CHALLENGE – Each entry below should be returned exactly as is, with the pictures removed.

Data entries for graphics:
☆ ☆ ☆ ☆ ☆

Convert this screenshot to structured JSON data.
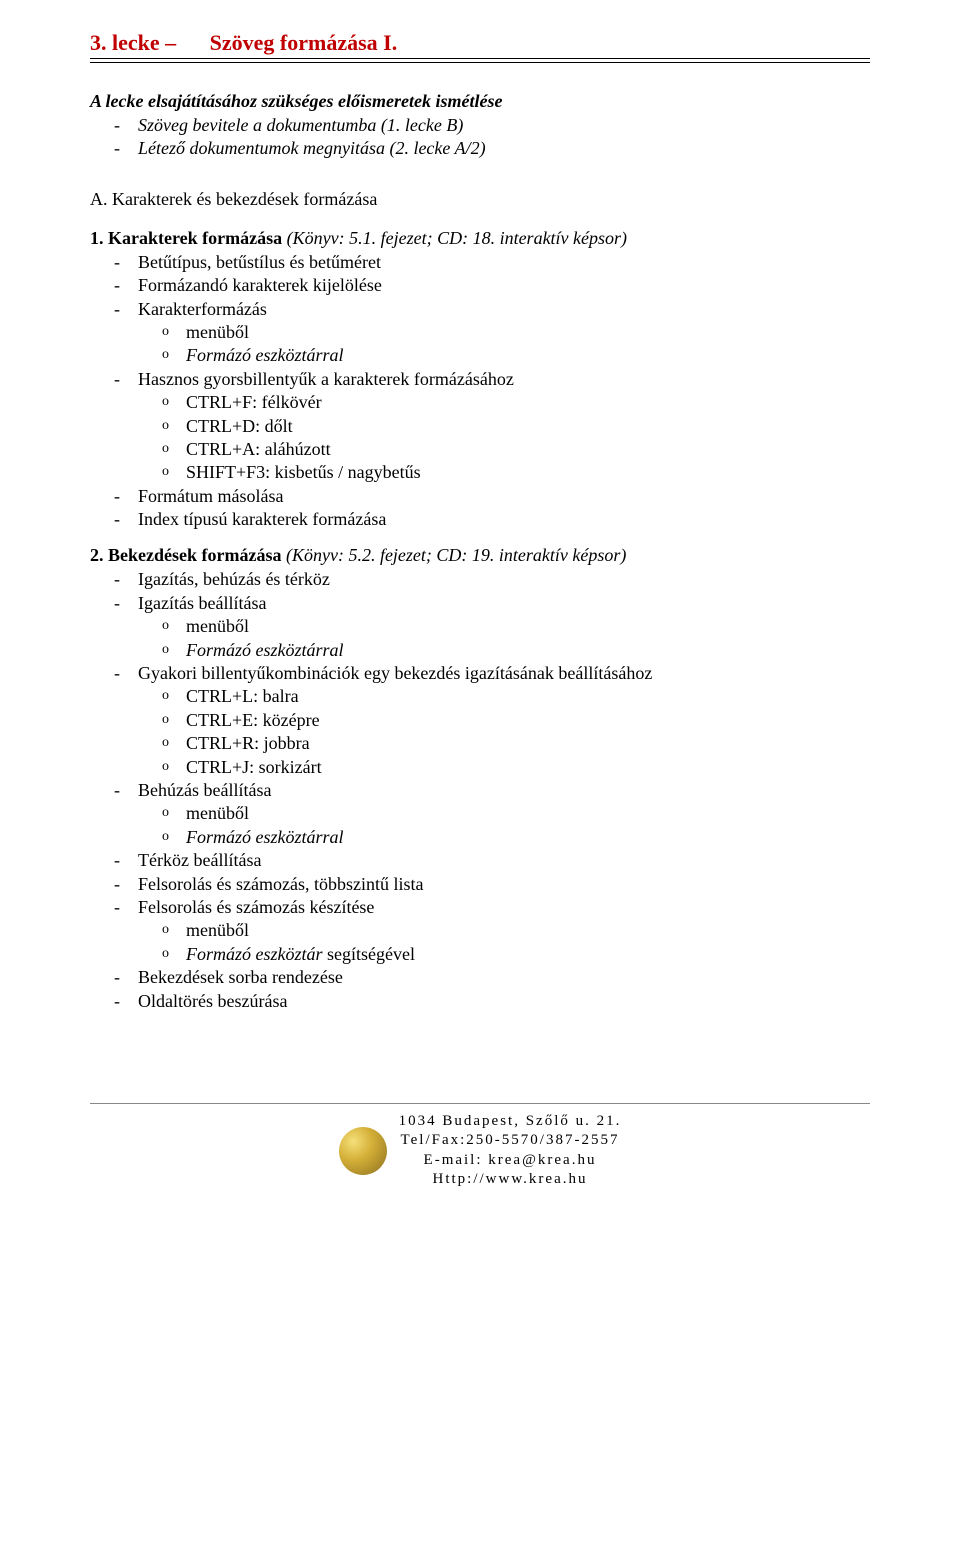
{
  "title": {
    "left": "3. lecke –",
    "right": "Szöveg formázása I."
  },
  "intro": {
    "heading": "A lecke elsajátításához szükséges előismeretek ismétlése",
    "items": [
      "Szöveg bevitele a dokumentumba (1. lecke B)",
      "Létező dokumentumok megnyitása (2. lecke A/2)"
    ]
  },
  "sectionA": "A. Karakterek és bekezdések formázása",
  "sec1": {
    "heading": "1. Karakterek formázása ",
    "ref": "(Könyv: 5.1. fejezet; CD: 18. interaktív képsor)",
    "i1": "Betűtípus, betűstílus és betűméret",
    "i2": "Formázandó karakterek kijelölése",
    "i3": "Karakterformázás",
    "i3a": "menüből",
    "i3b": "Formázó eszköztárral",
    "i4": "Hasznos gyorsbillentyűk a karakterek formázásához",
    "i4a": "CTRL+F: félkövér",
    "i4b": "CTRL+D: dőlt",
    "i4c": "CTRL+A: aláhúzott",
    "i4d": "SHIFT+F3: kisbetűs / nagybetűs",
    "i5": "Formátum másolása",
    "i6": "Index típusú karakterek formázása"
  },
  "sec2": {
    "heading": "2. Bekezdések formázása ",
    "ref": "(Könyv: 5.2. fejezet; CD: 19. interaktív képsor)",
    "i1": "Igazítás, behúzás és térköz",
    "i2": "Igazítás beállítása",
    "i2a": "menüből",
    "i2b": "Formázó eszköztárral",
    "i3": "Gyakori billentyűkombinációk egy bekezdés igazításának beállításához",
    "i3a": "CTRL+L: balra",
    "i3b": "CTRL+E: középre",
    "i3c": "CTRL+R: jobbra",
    "i3d": "CTRL+J: sorkizárt",
    "i4": "Behúzás beállítása",
    "i4a": "menüből",
    "i4b": "Formázó eszköztárral",
    "i5": "Térköz beállítása",
    "i6": "Felsorolás és számozás, többszintű lista",
    "i7": "Felsorolás és számozás készítése",
    "i7a": "menüből",
    "i7b_pre": "Formázó eszköztár",
    "i7b_suf": " segítségével",
    "i8": "Bekezdések sorba rendezése",
    "i9": "Oldaltörés beszúrása"
  },
  "footer": {
    "l1": "1034 Budapest, Szőlő u. 21.",
    "l2": "Tel/Fax:250-5570/387-2557",
    "l3": "E-mail: krea@krea.hu",
    "l4": "Http://www.krea.hu"
  }
}
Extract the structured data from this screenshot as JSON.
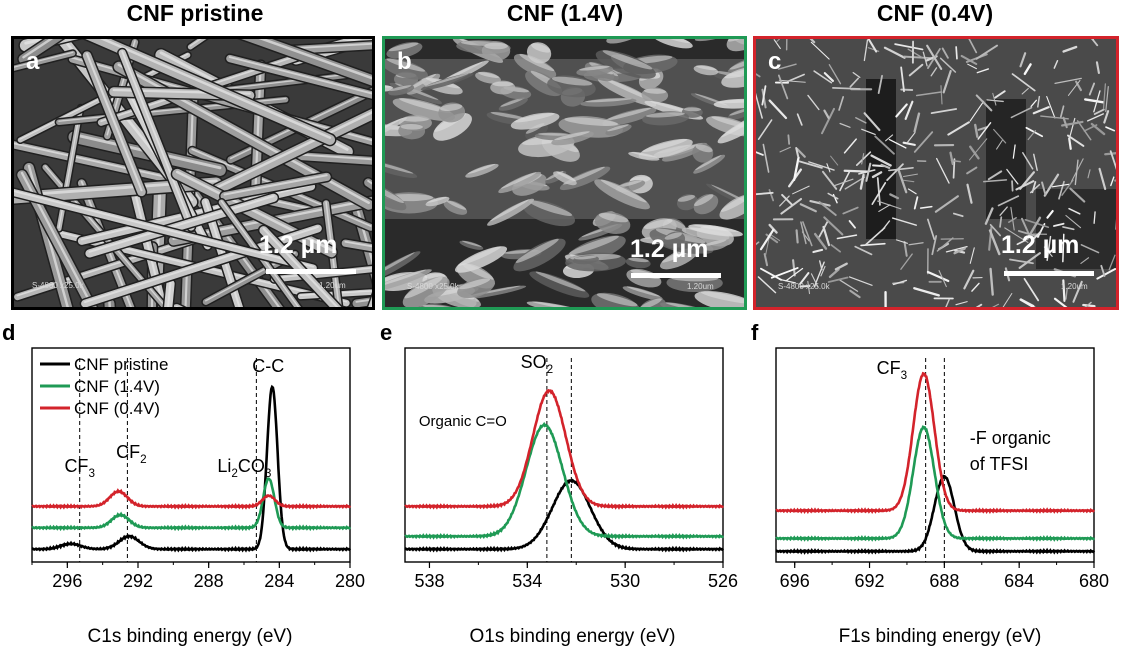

☆ ☆ ☆ ☆ ☆

THE SOLUTION –
Convert this screenshot to structured JSON data.
{
  "title": {
    "left": "3. lecke –",
    "right": "Szöveg formázása I."
  },
  "intro": {
    "heading": "A lecke elsajátításához szükséges előismeretek ismétlése",
    "items": [
      "Szöveg bevitele a dokumentumba (1. lecke B)",
      "Létező dokumentumok megnyitása (2. lecke A/2)"
    ]
  },
  "sectionA": "A. Karakterek és bekezdések formázása",
  "sec1": {
    "heading": "1. Karakterek formázása ",
    "ref": "(Könyv: 5.1. fejezet; CD: 18. interaktív képsor)",
    "i1": "Betűtípus, betűstílus és betűméret",
    "i2": "Formázandó karakterek kijelölése",
    "i3": "Karakterformázás",
    "i3a": "menüből",
    "i3b": "Formázó eszköztárral",
    "i4": "Hasznos gyorsbillentyűk a karakterek formázásához",
    "i4a": "CTRL+F: félkövér",
    "i4b": "CTRL+D: dőlt",
    "i4c": "CTRL+A: aláhúzott",
    "i4d": "SHIFT+F3: kisbetűs / nagybetűs",
    "i5": "Formátum másolása",
    "i6": "Index típusú karakterek formázása"
  },
  "sec2": {
    "heading": "2. Bekezdések formázása ",
    "ref": "(Könyv: 5.2. fejezet; CD: 19. interaktív képsor)",
    "i1": "Igazítás, behúzás és térköz",
    "i2": "Igazítás beállítása",
    "i2a": "menüből",
    "i2b": "Formázó eszköztárral",
    "i3": "Gyakori billentyűkombinációk egy bekezdés igazításának beállításához",
    "i3a": "CTRL+L: balra",
    "i3b": "CTRL+E: középre",
    "i3c": "CTRL+R: jobbra",
    "i3d": "CTRL+J: sorkizárt",
    "i4": "Behúzás beállítása",
    "i4a": "menüből",
    "i4b": "Formázó eszköztárral",
    "i5": "Térköz beállítása",
    "i6": "Felsorolás és számozás, többszintű lista",
    "i7": "Felsorolás és számozás készítése",
    "i7a": "menüből",
    "i7b_pre": "Formázó eszköztár",
    "i7b_suf": " segítségével",
    "i8": "Bekezdések sorba rendezése",
    "i9": "Oldaltörés beszúrása"
  },
  "footer": {
    "l1": "1034 Budapest, Szőlő u. 21.",
    "l2": "Tel/Fax:250-5570/387-2557",
    "l3": "E-mail: krea@krea.hu",
    "l4": "Http://www.krea.hu"
  }
}
Extract the structured data from this screenshot as JSON.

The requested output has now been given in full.